++++ Data excerpts

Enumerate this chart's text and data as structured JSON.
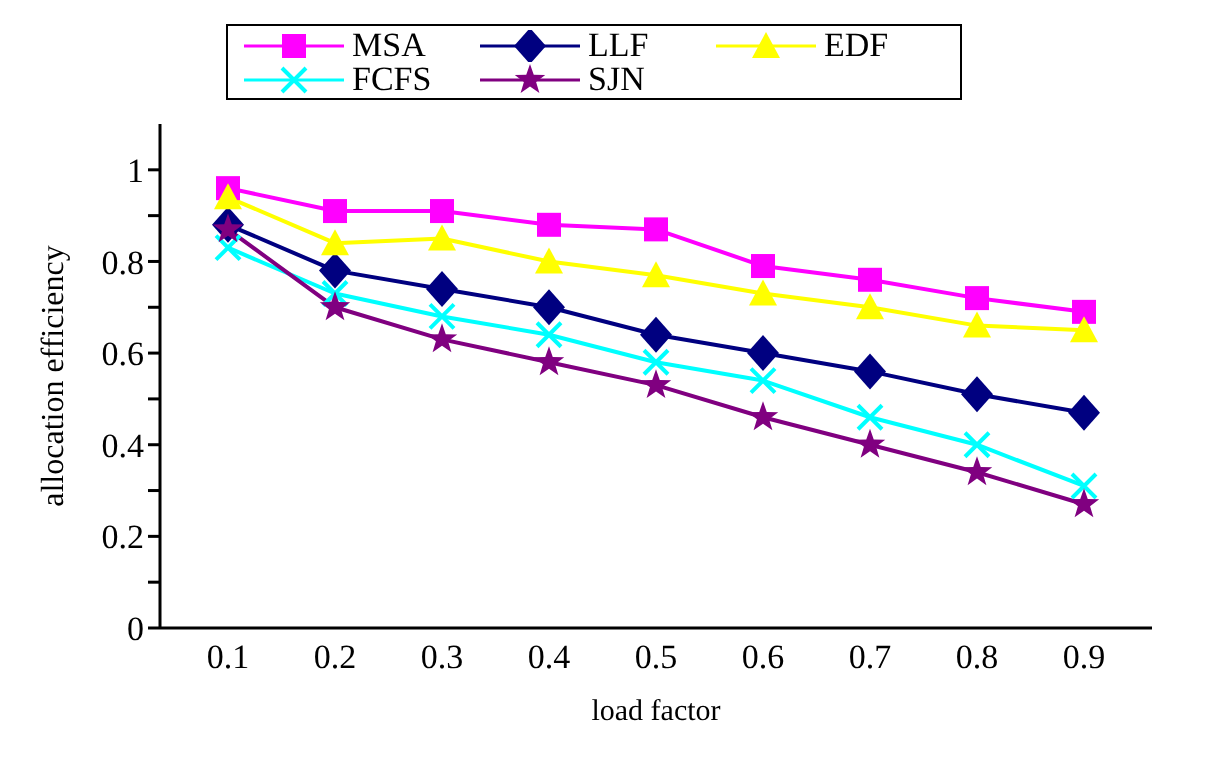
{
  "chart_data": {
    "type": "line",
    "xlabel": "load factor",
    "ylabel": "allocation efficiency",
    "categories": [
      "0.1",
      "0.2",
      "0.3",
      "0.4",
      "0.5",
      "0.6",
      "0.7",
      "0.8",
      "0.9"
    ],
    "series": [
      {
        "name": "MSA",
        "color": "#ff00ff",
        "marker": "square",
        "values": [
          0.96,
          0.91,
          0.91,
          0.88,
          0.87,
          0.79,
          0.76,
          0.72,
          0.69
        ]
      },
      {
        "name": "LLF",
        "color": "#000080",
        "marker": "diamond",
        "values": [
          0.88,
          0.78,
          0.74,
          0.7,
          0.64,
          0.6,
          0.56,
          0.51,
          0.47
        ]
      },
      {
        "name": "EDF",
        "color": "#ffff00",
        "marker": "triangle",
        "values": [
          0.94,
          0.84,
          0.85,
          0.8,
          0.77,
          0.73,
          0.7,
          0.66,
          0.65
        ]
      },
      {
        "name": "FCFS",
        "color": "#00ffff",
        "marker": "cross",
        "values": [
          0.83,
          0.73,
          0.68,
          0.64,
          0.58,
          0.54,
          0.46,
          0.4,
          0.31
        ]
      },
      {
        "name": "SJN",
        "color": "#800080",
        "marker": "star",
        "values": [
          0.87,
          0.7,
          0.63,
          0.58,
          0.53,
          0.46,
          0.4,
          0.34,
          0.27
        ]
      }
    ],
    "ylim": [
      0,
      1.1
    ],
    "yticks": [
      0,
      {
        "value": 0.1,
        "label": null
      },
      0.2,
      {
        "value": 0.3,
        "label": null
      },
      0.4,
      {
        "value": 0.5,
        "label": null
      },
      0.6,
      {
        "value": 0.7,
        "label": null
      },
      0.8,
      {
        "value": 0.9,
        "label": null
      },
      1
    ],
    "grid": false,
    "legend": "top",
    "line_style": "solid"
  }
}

++++++++

Find the lines containing "color" and pull them out.

Solution to this task:
        "color": "#ff00ff",
        "color": "#000080",
        "color": "#ffff00",
        "color": "#00ffff",
        "color": "#800080",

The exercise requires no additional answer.